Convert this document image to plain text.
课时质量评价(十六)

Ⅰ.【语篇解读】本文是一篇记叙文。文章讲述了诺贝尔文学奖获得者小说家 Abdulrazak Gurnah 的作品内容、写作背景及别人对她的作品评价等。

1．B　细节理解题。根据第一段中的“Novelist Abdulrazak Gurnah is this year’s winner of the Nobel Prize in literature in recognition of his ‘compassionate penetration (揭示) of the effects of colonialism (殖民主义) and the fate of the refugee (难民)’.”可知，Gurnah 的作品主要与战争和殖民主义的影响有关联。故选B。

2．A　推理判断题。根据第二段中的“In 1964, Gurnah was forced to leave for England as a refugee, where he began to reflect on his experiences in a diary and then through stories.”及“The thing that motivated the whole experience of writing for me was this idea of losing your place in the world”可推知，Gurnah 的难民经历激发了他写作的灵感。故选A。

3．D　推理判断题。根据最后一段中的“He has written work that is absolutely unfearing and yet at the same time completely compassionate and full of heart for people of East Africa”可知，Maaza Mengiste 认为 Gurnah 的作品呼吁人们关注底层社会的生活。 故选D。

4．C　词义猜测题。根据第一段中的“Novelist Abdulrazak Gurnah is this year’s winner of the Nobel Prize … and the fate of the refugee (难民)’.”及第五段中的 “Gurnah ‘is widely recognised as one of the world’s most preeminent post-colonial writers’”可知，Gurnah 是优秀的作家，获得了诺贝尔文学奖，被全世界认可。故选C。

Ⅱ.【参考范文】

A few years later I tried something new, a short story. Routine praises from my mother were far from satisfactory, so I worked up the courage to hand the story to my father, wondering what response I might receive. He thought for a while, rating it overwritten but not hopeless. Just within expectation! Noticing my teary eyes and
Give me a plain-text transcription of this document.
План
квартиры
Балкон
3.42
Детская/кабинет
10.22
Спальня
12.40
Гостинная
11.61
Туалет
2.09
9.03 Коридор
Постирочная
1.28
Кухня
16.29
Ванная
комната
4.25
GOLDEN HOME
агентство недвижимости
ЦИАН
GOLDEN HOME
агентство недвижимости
--------------------------------------------------
Search the material above for "winner". Pull out each line where it shows up.

1．B　细节理解题。根据第一段中的“Novelist Abdulrazak Gurnah is this year’s winner of the Nobel Prize in literature in recognition of his ‘compassionate penetration (揭示) of the effects of colonialism (殖民主义) and the fate of the refugee (难民)’.”可知，Gurnah 的作品主要与战争和殖民主义的影响有关联。故选B。
4．C　词义猜测题。根据第一段中的“Novelist Abdulrazak Gurnah is this year’s winner of the Nobel Prize … and the fate of the refugee (难民)’.”及第五段中的 “Gurnah ‘is widely recognised as one of the world’s most preeminent post-colonial writers’”可知，Gurnah 是优秀的作家，获得了诺贝尔文学奖，被全世界认可。故选C。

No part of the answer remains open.